**TASK OBJECTIVE**
Reproduce the entire listing word for word.

**DATA SHOWN**
==*==

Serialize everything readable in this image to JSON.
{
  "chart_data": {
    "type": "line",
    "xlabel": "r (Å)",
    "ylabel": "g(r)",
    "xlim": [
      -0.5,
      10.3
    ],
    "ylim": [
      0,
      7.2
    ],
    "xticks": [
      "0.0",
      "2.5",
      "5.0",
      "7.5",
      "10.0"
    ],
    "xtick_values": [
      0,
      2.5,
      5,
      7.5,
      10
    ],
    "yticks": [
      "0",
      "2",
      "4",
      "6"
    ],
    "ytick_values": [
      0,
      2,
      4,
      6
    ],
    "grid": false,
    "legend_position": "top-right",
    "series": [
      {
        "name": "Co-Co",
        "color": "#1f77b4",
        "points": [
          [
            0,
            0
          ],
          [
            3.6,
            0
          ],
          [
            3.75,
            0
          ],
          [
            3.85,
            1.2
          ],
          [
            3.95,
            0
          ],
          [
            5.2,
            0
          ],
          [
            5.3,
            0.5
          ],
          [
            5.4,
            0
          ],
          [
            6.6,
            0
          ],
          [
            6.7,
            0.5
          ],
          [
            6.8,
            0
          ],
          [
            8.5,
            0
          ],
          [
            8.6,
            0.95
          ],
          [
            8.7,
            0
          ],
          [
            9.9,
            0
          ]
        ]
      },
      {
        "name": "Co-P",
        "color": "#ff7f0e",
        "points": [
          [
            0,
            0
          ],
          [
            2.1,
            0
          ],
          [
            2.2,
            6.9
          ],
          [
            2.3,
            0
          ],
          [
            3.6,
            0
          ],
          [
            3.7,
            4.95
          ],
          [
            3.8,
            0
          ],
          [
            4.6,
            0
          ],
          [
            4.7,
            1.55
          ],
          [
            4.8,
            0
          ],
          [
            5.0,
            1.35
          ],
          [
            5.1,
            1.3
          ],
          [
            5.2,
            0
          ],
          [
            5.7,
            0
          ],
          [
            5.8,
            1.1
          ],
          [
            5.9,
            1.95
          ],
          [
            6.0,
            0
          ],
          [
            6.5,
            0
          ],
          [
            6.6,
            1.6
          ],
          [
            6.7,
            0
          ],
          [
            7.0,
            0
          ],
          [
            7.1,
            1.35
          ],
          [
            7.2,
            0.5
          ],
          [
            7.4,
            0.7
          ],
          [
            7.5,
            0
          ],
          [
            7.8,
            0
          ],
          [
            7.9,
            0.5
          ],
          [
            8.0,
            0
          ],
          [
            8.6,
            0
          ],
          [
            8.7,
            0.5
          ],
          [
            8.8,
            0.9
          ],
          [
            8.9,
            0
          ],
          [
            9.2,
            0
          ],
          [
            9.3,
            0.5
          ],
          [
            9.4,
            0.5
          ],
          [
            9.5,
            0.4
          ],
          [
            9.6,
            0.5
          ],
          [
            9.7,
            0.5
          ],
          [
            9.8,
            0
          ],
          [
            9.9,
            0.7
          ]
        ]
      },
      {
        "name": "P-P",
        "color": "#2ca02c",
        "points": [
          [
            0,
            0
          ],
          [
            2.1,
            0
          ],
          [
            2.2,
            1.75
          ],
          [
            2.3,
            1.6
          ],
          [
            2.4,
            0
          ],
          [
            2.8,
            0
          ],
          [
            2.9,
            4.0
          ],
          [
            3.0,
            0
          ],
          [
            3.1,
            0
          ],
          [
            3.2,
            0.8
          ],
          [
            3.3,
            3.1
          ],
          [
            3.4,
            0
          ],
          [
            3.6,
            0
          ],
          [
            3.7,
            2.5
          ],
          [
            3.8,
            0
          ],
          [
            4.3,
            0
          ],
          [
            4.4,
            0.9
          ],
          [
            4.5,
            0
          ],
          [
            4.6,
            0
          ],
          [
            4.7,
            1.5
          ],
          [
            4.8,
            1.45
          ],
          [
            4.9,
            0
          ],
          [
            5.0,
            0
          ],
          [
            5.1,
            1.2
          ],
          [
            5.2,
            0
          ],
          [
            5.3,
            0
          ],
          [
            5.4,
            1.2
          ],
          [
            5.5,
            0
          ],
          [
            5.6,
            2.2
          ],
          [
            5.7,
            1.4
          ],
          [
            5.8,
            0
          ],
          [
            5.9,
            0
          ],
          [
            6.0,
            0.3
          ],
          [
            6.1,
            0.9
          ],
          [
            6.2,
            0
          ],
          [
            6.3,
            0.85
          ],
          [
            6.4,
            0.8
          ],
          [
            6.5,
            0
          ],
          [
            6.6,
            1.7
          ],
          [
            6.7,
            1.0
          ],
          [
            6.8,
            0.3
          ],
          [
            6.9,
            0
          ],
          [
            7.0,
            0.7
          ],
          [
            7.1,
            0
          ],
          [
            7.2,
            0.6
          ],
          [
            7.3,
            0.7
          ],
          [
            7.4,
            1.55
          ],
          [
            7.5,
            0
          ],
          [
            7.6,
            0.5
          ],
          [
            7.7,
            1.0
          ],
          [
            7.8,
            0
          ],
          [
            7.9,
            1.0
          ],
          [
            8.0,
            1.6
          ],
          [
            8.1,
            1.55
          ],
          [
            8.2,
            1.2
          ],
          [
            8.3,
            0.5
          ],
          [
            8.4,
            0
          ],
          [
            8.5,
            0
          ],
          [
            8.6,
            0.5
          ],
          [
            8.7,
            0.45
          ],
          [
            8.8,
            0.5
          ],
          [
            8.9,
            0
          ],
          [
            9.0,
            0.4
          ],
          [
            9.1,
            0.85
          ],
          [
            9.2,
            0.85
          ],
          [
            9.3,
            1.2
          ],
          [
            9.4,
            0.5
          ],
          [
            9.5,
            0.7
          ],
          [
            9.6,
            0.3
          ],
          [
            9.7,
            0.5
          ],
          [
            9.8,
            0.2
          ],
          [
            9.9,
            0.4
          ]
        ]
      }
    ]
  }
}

==*==

**OUTPUT**
Serialize everything readable in this image to JSON.
{
  "chart_data": {
    "type": "line",
    "xlabel": "r (Å)",
    "ylabel": "g(r)",
    "xlim": [
      -0.5,
      10.3
    ],
    "ylim": [
      0,
      7.2
    ],
    "xticks": [
      "0.0",
      "2.5",
      "5.0",
      "7.5",
      "10.0"
    ],
    "xtick_values": [
      0,
      2.5,
      5,
      7.5,
      10
    ],
    "yticks": [
      "0",
      "2",
      "4",
      "6"
    ],
    "ytick_values": [
      0,
      2,
      4,
      6
    ],
    "grid": false,
    "legend_position": "top-right",
    "series": [
      {
        "name": "Co-Co",
        "color": "#1f77b4",
        "points": [
          [
            0,
            0
          ],
          [
            3.6,
            0
          ],
          [
            3.75,
            0
          ],
          [
            3.85,
            1.2
          ],
          [
            3.95,
            0
          ],
          [
            5.2,
            0
          ],
          [
            5.3,
            0.5
          ],
          [
            5.4,
            0
          ],
          [
            6.6,
            0
          ],
          [
            6.7,
            0.5
          ],
          [
            6.8,
            0
          ],
          [
            8.5,
            0
          ],
          [
            8.6,
            0.95
          ],
          [
            8.7,
            0
          ],
          [
            9.9,
            0
          ]
        ]
      },
      {
        "name": "Co-P",
        "color": "#ff7f0e",
        "points": [
          [
            0,
            0
          ],
          [
            2.1,
            0
          ],
          [
            2.2,
            6.9
          ],
          [
            2.3,
            0
          ],
          [
            3.6,
            0
          ],
          [
            3.7,
            4.95
          ],
          [
            3.8,
            0
          ],
          [
            4.6,
            0
          ],
          [
            4.7,
            1.55
          ],
          [
            4.8,
            0
          ],
          [
            5.0,
            1.35
          ],
          [
            5.1,
            1.3
          ],
          [
            5.2,
            0
          ],
          [
            5.7,
            0
          ],
          [
            5.8,
            1.1
          ],
          [
            5.9,
            1.95
          ],
          [
            6.0,
            0
          ],
          [
            6.5,
            0
          ],
          [
            6.6,
            1.6
          ],
          [
            6.7,
            0
          ],
          [
            7.0,
            0
          ],
          [
            7.1,
            1.35
          ],
          [
            7.2,
            0.5
          ],
          [
            7.4,
            0.7
          ],
          [
            7.5,
            0
          ],
          [
            7.8,
            0
          ],
          [
            7.9,
            0.5
          ],
          [
            8.0,
            0
          ],
          [
            8.6,
            0
          ],
          [
            8.7,
            0.5
          ],
          [
            8.8,
            0.9
          ],
          [
            8.9,
            0
          ],
          [
            9.2,
            0
          ],
          [
            9.3,
            0.5
          ],
          [
            9.4,
            0.5
          ],
          [
            9.5,
            0.4
          ],
          [
            9.6,
            0.5
          ],
          [
            9.7,
            0.5
          ],
          [
            9.8,
            0
          ],
          [
            9.9,
            0.7
          ]
        ]
      },
      {
        "name": "P-P",
        "color": "#2ca02c",
        "points": [
          [
            0,
            0
          ],
          [
            2.1,
            0
          ],
          [
            2.2,
            1.75
          ],
          [
            2.3,
            1.6
          ],
          [
            2.4,
            0
          ],
          [
            2.8,
            0
          ],
          [
            2.9,
            4.0
          ],
          [
            3.0,
            0
          ],
          [
            3.1,
            0
          ],
          [
            3.2,
            0.8
          ],
          [
            3.3,
            3.1
          ],
          [
            3.4,
            0
          ],
          [
            3.6,
            0
          ],
          [
            3.7,
            2.5
          ],
          [
            3.8,
            0
          ],
          [
            4.3,
            0
          ],
          [
            4.4,
            0.9
          ],
          [
            4.5,
            0
          ],
          [
            4.6,
            0
          ],
          [
            4.7,
            1.5
          ],
          [
            4.8,
            1.45
          ],
          [
            4.9,
            0
          ],
          [
            5.0,
            0
          ],
          [
            5.1,
            1.2
          ],
          [
            5.2,
            0
          ],
          [
            5.3,
            0
          ],
          [
            5.4,
            1.2
          ],
          [
            5.5,
            0
          ],
          [
            5.6,
            2.2
          ],
          [
            5.7,
            1.4
          ],
          [
            5.8,
            0
          ],
          [
            5.9,
            0
          ],
          [
            6.0,
            0.3
          ],
          [
            6.1,
            0.9
          ],
          [
            6.2,
            0
          ],
          [
            6.3,
            0.85
          ],
          [
            6.4,
            0.8
          ],
          [
            6.5,
            0
          ],
          [
            6.6,
            1.7
          ],
          [
            6.7,
            1.0
          ],
          [
            6.8,
            0.3
          ],
          [
            6.9,
            0
          ],
          [
            7.0,
            0.7
          ],
          [
            7.1,
            0
          ],
          [
            7.2,
            0.6
          ],
          [
            7.3,
            0.7
          ],
          [
            7.4,
            1.55
          ],
          [
            7.5,
            0
          ],
          [
            7.6,
            0.5
          ],
          [
            7.7,
            1.0
          ],
          [
            7.8,
            0
          ],
          [
            7.9,
            1.0
          ],
          [
            8.0,
            1.6
          ],
          [
            8.1,
            1.55
          ],
          [
            8.2,
            1.2
          ],
          [
            8.3,
            0.5
          ],
          [
            8.4,
            0
          ],
          [
            8.5,
            0
          ],
          [
            8.6,
            0.5
          ],
          [
            8.7,
            0.45
          ],
          [
            8.8,
            0.5
          ],
          [
            8.9,
            0
          ],
          [
            9.0,
            0.4
          ],
          [
            9.1,
            0.85
          ],
          [
            9.2,
            0.85
          ],
          [
            9.3,
            1.2
          ],
          [
            9.4,
            0.5
          ],
          [
            9.5,
            0.7
          ],
          [
            9.6,
            0.3
          ],
          [
            9.7,
            0.5
          ],
          [
            9.8,
            0.2
          ],
          [
            9.9,
            0.4
          ]
        ]
      }
    ]
  }
}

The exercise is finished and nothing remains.